- _Records from a data collection_:
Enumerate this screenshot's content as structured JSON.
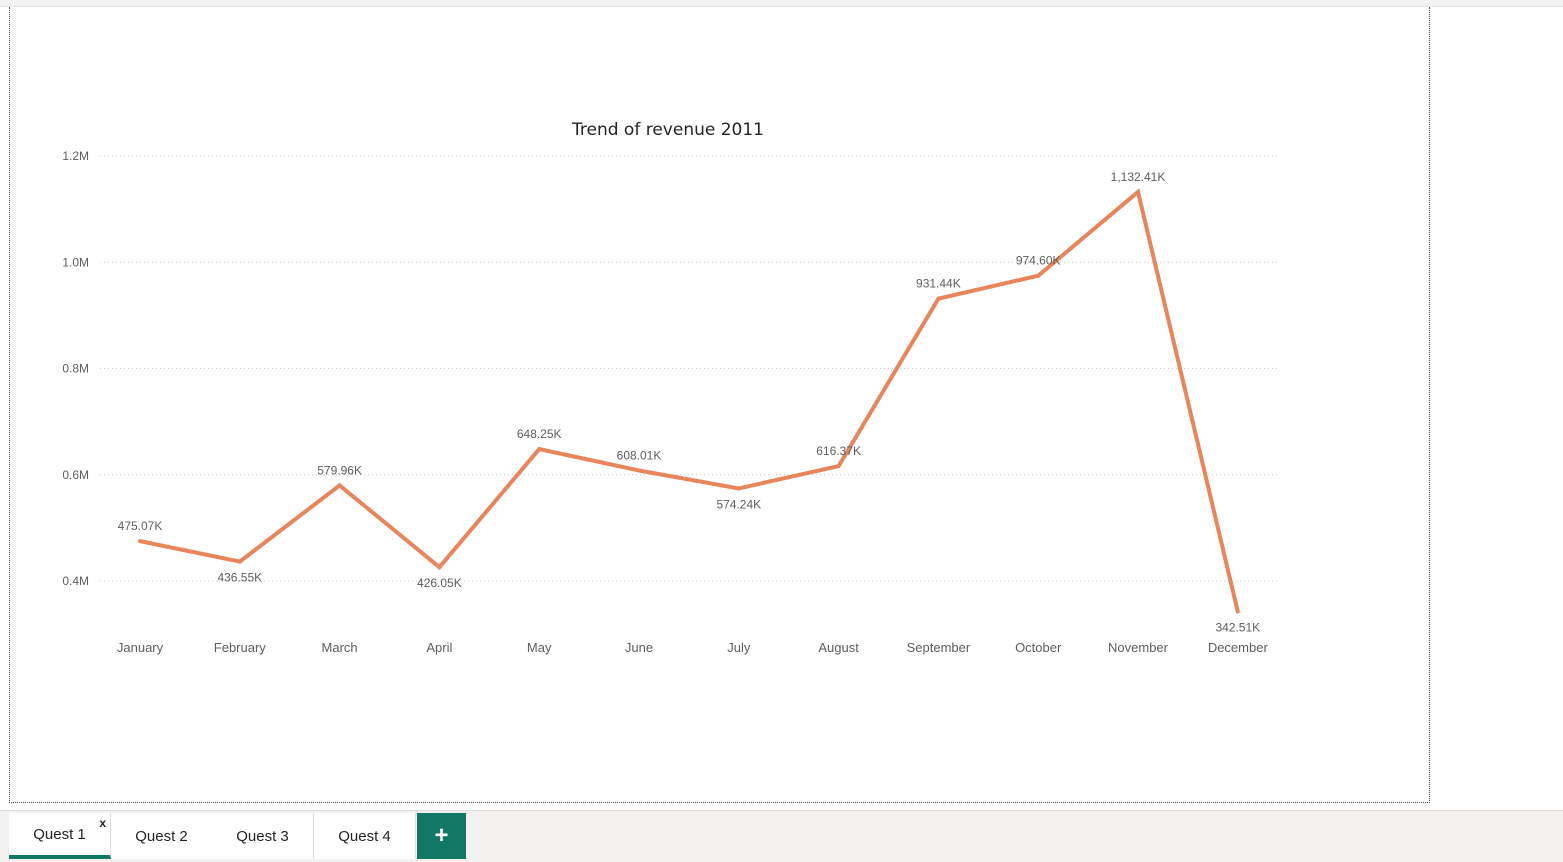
{
  "colors": {
    "line": "#E8855B",
    "accent": "#117865"
  },
  "chart_data": {
    "type": "line",
    "title": "Trend of revenue 2011",
    "xlabel": "",
    "ylabel": "",
    "categories": [
      "January",
      "February",
      "March",
      "April",
      "May",
      "June",
      "July",
      "August",
      "September",
      "October",
      "November",
      "December"
    ],
    "values": [
      475070,
      436550,
      579960,
      426050,
      648250,
      608010,
      574240,
      616370,
      931440,
      974600,
      1132410,
      342510
    ],
    "data_labels": [
      "475.07K",
      "436.55K",
      "579.96K",
      "426.05K",
      "648.25K",
      "608.01K",
      "574.24K",
      "616.37K",
      "931.44K",
      "974.60K",
      "1,132.41K",
      "342.51K"
    ],
    "ylim": [
      0.3,
      1.2
    ],
    "yticks": [
      {
        "value": 1200000,
        "label": "1.2M"
      },
      {
        "value": 1000000,
        "label": "1.0M"
      },
      {
        "value": 800000,
        "label": "0.8M"
      },
      {
        "value": 600000,
        "label": "0.6M"
      },
      {
        "value": 400000,
        "label": "0.4M"
      }
    ],
    "grid": true,
    "legend": "none"
  },
  "tabs": {
    "items": [
      {
        "label": "Quest 1",
        "close": "x"
      },
      {
        "label": "Quest 2"
      },
      {
        "label": "Quest 3"
      },
      {
        "label": "Quest 4"
      }
    ],
    "add_icon": "plus-icon",
    "add_label": "+"
  }
}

- _What needs to be done_: Select, from the listing, all lines that include the word "Quest".

- _Reply_:
        "label": "Quest 1",
        "label": "Quest 2"
        "label": "Quest 3"
        "label": "Quest 4"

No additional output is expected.